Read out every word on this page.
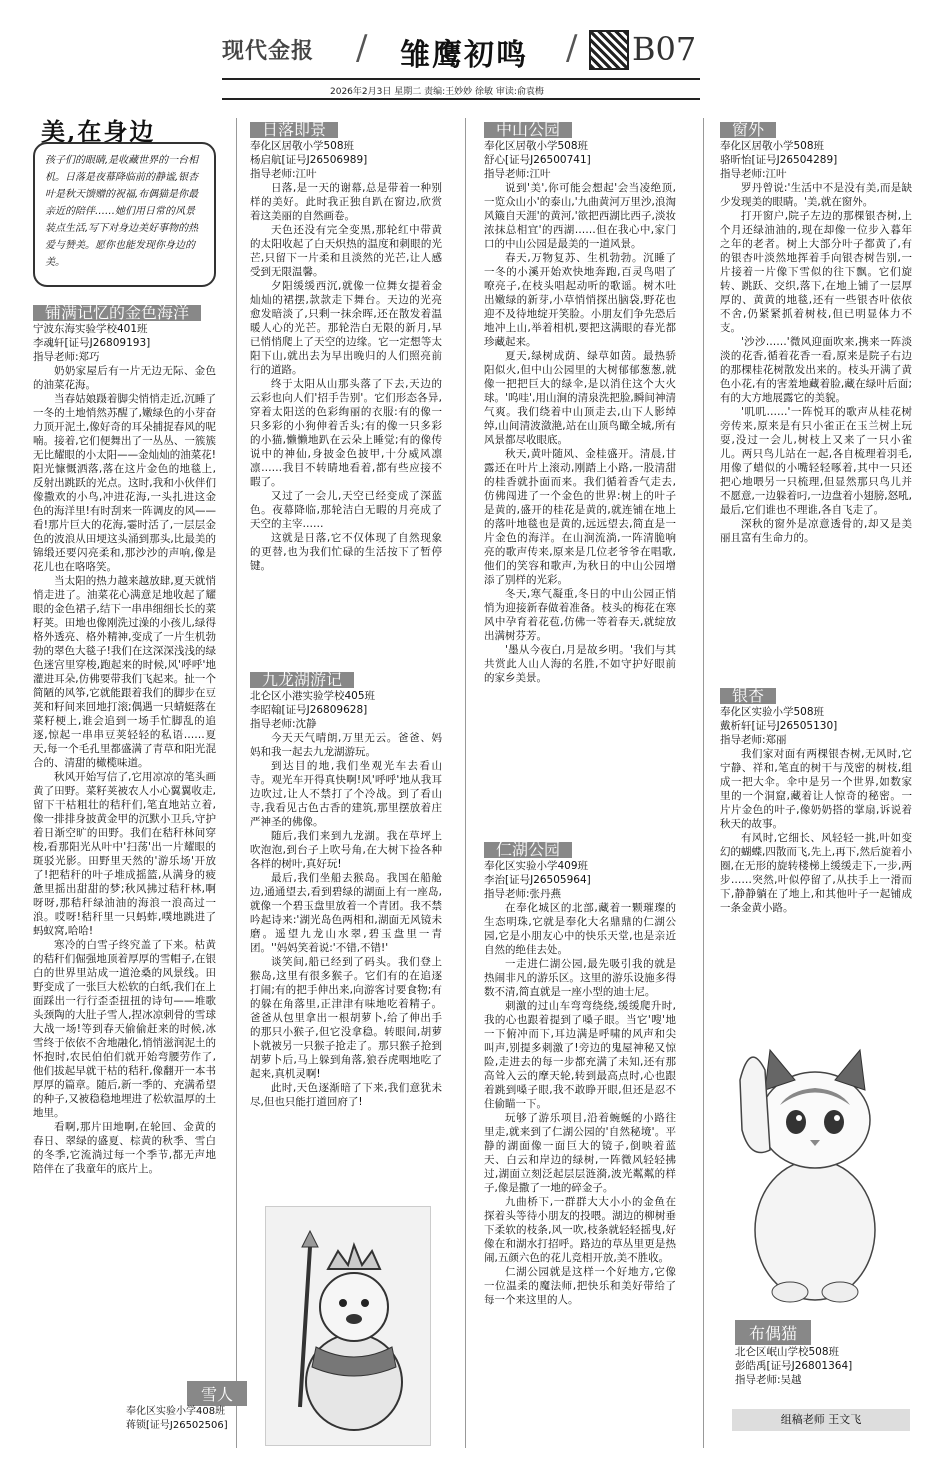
现代金报 / 雏鹰初鸣 / B07
2026年2月3日 星期二 责编:王妙妙 徐敏 审读:俞袁梅
美,在身边
孩子们的眼睛,是收藏世界的一台相机。日落是夜幕降临前的静谧,银杏叶是秋天馈赠的祝福,布偶猫是你最亲近的陪伴……她们用日常的风景装点生活,写下对身边美好事物的热爱与赞美。愿你也能发现你身边的美。
铺满记忆的金色海洋
宁波东海实验学校401班
李魂轩[证号J26809193]
指导老师:郑巧

奶奶家屋后有一片无边无际、金色的油菜花海。

当春姑娘蹑着脚尖悄悄走近,沉睡了一冬的土地悄然苏醒了,嫩绿色的小芽奋力顶开泥土,像好奇的耳朵捕捉春风的呢喃。接着,它们便舞出了一丛丛、一簇簇无比耀眼的小太阳——金灿灿的油菜花!阳光慷慨洒落,落在这片金色的地毯上,反射出跳跃的光点。这时,我和小伙伴们像撒欢的小鸟,冲进花海,一头扎进这金色的海洋里!有时刮来一阵调皮的风——看!那片巨大的花海,霎时活了,一层层金色的波浪从田埂这头涌到那头,比最美的锦缎还要闪亮柔和,那沙沙的声响,像是花儿也在咯咯笑。

当太阳的热力越来越放肆,夏天就悄悄走进了。油菜花心满意足地收起了耀眼的金色裙子,结下一串串细细长长的菜籽荚。田地也像刚洗过澡的小孩儿,绿得格外透亮、格外精神,变成了一片生机勃勃的翠色大毯子!我们在这深深浅浅的绿色迷宫里穿梭,跑起来的时候,风'呼呼'地灌进耳朵,仿佛要带我们飞起来。扯一个简陋的风筝,它就能跟着我们的脚步在豆荚和籽间来回地打滚;偶遇一只蜻蜓落在菜籽梗上,谁会追到一场手忙脚乱的追逐,惊起一串串豆荚轻轻的私语……夏天,每一个毛孔里都盛满了青草和阳光混合的、清甜的橄榄味道。

秋风开始写信了,它用凉凉的笔头画黄了田野。菜籽荚被农人小心翼翼收走,留下干枯粗壮的秸秆们,笔直地站立着,像一排排身披黄金甲的沉默小卫兵,守护着日渐空旷的田野。我们在秸秆林间穿梭,看那阳光从叶中'扫荡'出一片耀眼的斑驳光影。田野里天然的'游乐场'开放了!把秸秆的叶子堆成摇篮,从满身的疲惫里摇出甜甜的梦;秋风拂过秸秆林,啊呀呀,那秸秆绿油油的海浪一浪高过一浪。哎呀!秸秆里一只蚂蚱,噗地跳进了蚂蚁窝,哈哈!

寒冷的白雪子终究盖了下来。枯黄的秸秆们倔强地顶着厚厚的雪帽子,在银白的世界里站成一道沧桑的风景线。田野变成了一张巨大松软的白纸,我们在上面踩出一行行歪歪扭扭的诗句——堆歌头颈陶的大肚子雪人,捏冰凉刺骨的雪球大战一场!等到春天偷偷赶来的时候,冰雪终于依依不舍地融化,悄悄滋润泥土的怀抱时,农民伯伯们就开始弯腰劳作了,他们拔起早就干枯的秸秆,像翻开一本书厚厚的篇章。随后,新一季的、充满希望的种子,又被稳稳地埋进了松软温厚的土地里。

看啊,那片田地啊,在轮回、金黄的春日、翠绿的盛夏、棕黄的秋季、雪白的冬季,它流淌过每一个季节,都无声地陪伴在了我童年的底片上。

雪人
奉化区实验小学408班
蒋锁[证号J26502506]
日落即景
奉化区居敬小学508班
杨启航[证号J26506989]
指导老师:江叶

日落,是一天的谢幕,总是带着一种别样的美好。此时我正独自趴在窗边,欣赏着这美丽的自然画卷。

天色还没有完全变黑,那轮红中带黄的太阳收起了白天炽热的温度和刺眼的光芒,只留下一片柔和且淡然的光芒,让人感受到无限温馨。

夕阳缓缓西沉,就像一位舞女提着金灿灿的裙摆,款款走下舞台。天边的光亮愈发暗淡了,只剩一抹余晖,还在散发着温暖人心的光芒。那轮浩白无限的新月,早已悄悄爬上了天空的边缘。它一定想等太阳下山,就出去为早出晚归的人们照亮前行的道路。

终于太阳从山那头落了下去,天边的云彩也向人们'招手告别'。它们形态各异,穿着太阳送的色彩绚丽的衣服:有的像一只多彩的小狗伸着舌头;有的像一只多彩的小猫,懒懒地趴在云朵上睡觉;有的像传说中的神仙,身披金色披甲,十分威风凛凛……我目不转睛地看着,都有些应接不暇了。

又过了一会儿,天空已经变成了深蓝色。夜幕降临,那轮洁白无暇的月亮成了天空的主宰……

这就是日落,它不仅体现了自然现象的更替,也为我们忙碌的生活按下了暂停键。

九龙湖游记
北仑区小港实验学校405班
李昭翰[证号J26809628]
指导老师:沈静

今天天气晴朗,万里无云。爸爸、妈妈和我一起去九龙湖游玩。

到达目的地,我们坐观光车去看山寺。观光车开得真快啊!风'呼呼'地从我耳边吹过,让人不禁打了个冷战。到了看山寺,我看见古色古香的建筑,那里摆放着庄严神圣的佛像。

随后,我们来到九龙湖。我在草坪上吹泡泡,到台子上吹号角,在大树下捡各种各样的树叶,真好玩!

最后,我们坐船去猴岛。我国在船舱边,通通望去,看到碧绿的湖面上有一座岛,就像一个碧玉盘里放着一个青团。我不禁吟起诗来:'湖光岛色两相和,湖面无风镜未磨。遥望九龙山水翠,碧玉盘里一青团。''妈妈笑着说:'不错,不错!'

谈笑间,船已经到了码头。我们登上猴岛,这里有很多猴子。它们有的在追逐打闹;有的把手伸出来,向游客讨要食物;有的躲在角落里,正津津有味地吃着精子。爸爸从包里拿出一根胡萝卜,给了伸出手的那只小猴子,但它没拿稳。转眼间,胡萝卜就被另一只猴子抢走了。那只猴子抢到胡萝卜后,马上躲到角落,狼吞虎咽地吃了起来,真机灵啊!

此时,天色逐渐暗了下来,我们意犹未尽,但也只能打道回府了!

中山公园
奉化区居敬小学508班
舒心[证号J26500741]
指导老师:江叶

说到'美',你可能会想起'会当凌绝顶,一览众山小'的泰山,'九曲黄河万里沙,浪淘风簸自天涯'的黄河,'欲把西湖比西子,淡妆浓抹总相宜'的西湖……但在我心中,家门口的中山公园是最美的一道风景。

春天,万物复苏、生机勃勃。沉睡了一冬的小溪开始欢快地奔跑,百灵鸟唱了嘹亮子,在枝头唱起动听的歌谣。树木吐出嫩绿的新芽,小草悄悄探出脑袋,野花也迎不及待地绽开笑脸。小朋友们争先恐后地冲上山,举着相机,要把这满眼的春光都珍藏起来。

夏天,绿树成荫、绿草如茵。最热骄阳似火,但中山公园里的大树郁郁葱葱,就像一把把巨大的绿伞,是以消住这个大火球。'呜哇',用山涧的清泉洗把脸,瞬间神清气爽。我们绕着中山顶走去,山下人影绰绰,山间清波潋滟,站在山顶鸟瞰全城,所有风景都尽收眼底。

秋天,黄叶随风、金桂盛开。清晨,甘露还在叶片上滚动,刚踏上小路,一股清甜的桂香就扑面而来。我们循着香气走去,仿佛闯进了一个金色的世界:树上的叶子是黄的,盛开的桂花是黄的,就连铺在地上的落叶地毯也是黄的,远远望去,简直是一片金色的海洋。在山涧流淌,一阵清脆响亮的歌声传来,原来是几位老爷爷在唱歌,他们的笑容和歌声,为秋日的中山公园增添了别样的光彩。

冬天,寒气凝重,冬日的中山公园正悄悄为迎接新春做着准备。枝头的梅花在寒风中孕育着花苞,仿佛一等着春天,就绽放出满树芬芳。

'墨从今夜白,月是故乡明。'我们与其共赏此人山人海的名胜,不如守护好眼前的家乡美景。

仁湖公园
奉化区实验小学409班
李治[证号J26505964]
指导老师:张丹燕

在奉化城区的北部,藏着一颗璀璨的生态明珠,它就是奉化大名鼎鼎的仁湖公园,它是小朋友心中的快乐天堂,也是亲近自然的绝佳去处。

一走进仁湖公园,最先吸引我的就是热闹非凡的游乐区。这里的游乐设施多得数不清,简直就是一座小型的迪士尼。

刺激的过山车弯弯绕绕,缓缓爬升时,我的心也跟着提到了嗓子眼。当它'嗖'地一下俯冲而下,耳边满是呼啸的风声和尖叫声,别提多刺激了!旁边的鬼屋神秘又惊险,走进去的每一步都充满了未知,还有那高耸入云的摩天轮,转到最高点时,心也跟着跳到嗓子眼,我不敢睁开眼,但还是忍不住偷瞄一下。

玩够了游乐项目,沿着蜿蜒的小路往里走,就来到了仁湖公园的'自然秘境'。平静的湖面像一面巨大的镜子,倒映着蓝天、白云和岸边的绿树,一阵微风轻轻拂过,湖面立刻泛起层层涟漪,波光粼粼的样子,像是撒了一地的碎金子。

九曲桥下,一群群大大小小的金鱼在探着头等待小朋友的投喂。湖边的柳树垂下柔软的枝条,风一吹,枝条就轻轻摇曳,好像在和湖水打招呼。路边的草丛里更是热闹,五颜六色的花儿竞相开放,美不胜收。

仁湖公园就是这样一个好地方,它像一位温柔的魔法师,把快乐和美好带给了每一个来这里的人。

窗外
奉化区居敬小学508班
骆昕怡[证号J26504289]
指导老师:江叶

罗丹曾说:'生活中不是没有美,而是缺少发现美的眼睛。'美,就在窗外。

打开窗户,院子左边的那棵银杏树,上个月还绿油油的,现在却像一位步入暮年之年的老者。树上大部分叶子都黄了,有的银杏叶淡然地挥着手向银杏树告别,一片接着一片像下雪似的往下飘。它们旋转、跳跃、交织,落下,在地上铺了一层厚厚的、黄黄的地毯,还有一些银杏叶依依不舍,仍紧紧抓着树枝,但已明显体力不支。

'沙沙……'微风迎面吹来,携来一阵淡淡的花香,循着花香一看,原来是院子右边的那棵桂花树散发出来的。枝头开满了黄色小花,有的害羞地藏着脸,藏在绿叶后面;有的大方地展露它的美貌。

'叽叽……'一阵悦耳的歌声从桂花树旁传来,原来是有只小雀正在玉兰树上玩耍,没过一会儿,树枝上又来了一只小雀儿。两只鸟儿站在一起,各自梳理着羽毛,用像了蜡似的小嘴轻轻啄着,其中一只还把心地喂另一只梳理,但显然那只鸟儿并不愿意,一边躲着叼,一边盘着小翅膀,怒吼,最后,它们谁也不理谁,各自飞走了。

深秋的窗外是凉意透骨的,却又是美丽且富有生命力的。

银杏
奉化区实验小学508班
戴析轩[证号J26505130]
指导老师:郑丽

我们家对面有两棵银杏树,无风时,它宁静、祥和,笔直的树干与茂密的树枝,组成一把大伞。伞中是另一个世界,如数家里的一个洞窟,藏着让人惊奇的秘密。一片片金色的叶子,像奶奶搭的掌扇,诉说着秋天的故事。

有风时,它细长、风轻轻一挑,叶如变幻的蝴蝶,四散而飞,先上,再下,然后旋着小圈,在无形的旋转楼梯上缓缓走下,一步,两步……突然,叶似停留了,从扶手上一滑而下,静静躺在了地上,和其他叶子一起铺成一条金黄小路。

布偶猫
北仑区岷山学校508班
彭皓禹[证号J26801364]
指导老师:吴越
组稿老师 王文飞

- EXERCISE INSTRUCTIONS:
Return every line from the records above that holds the word "指导老师".

- EXERCISE OUTPUT:
指导老师:郑巧
指导老师:江叶
指导老师:沈静
指导老师:江叶
指导老师:张丹燕
指导老师:江叶
指导老师:郑丽
指导老师:吴越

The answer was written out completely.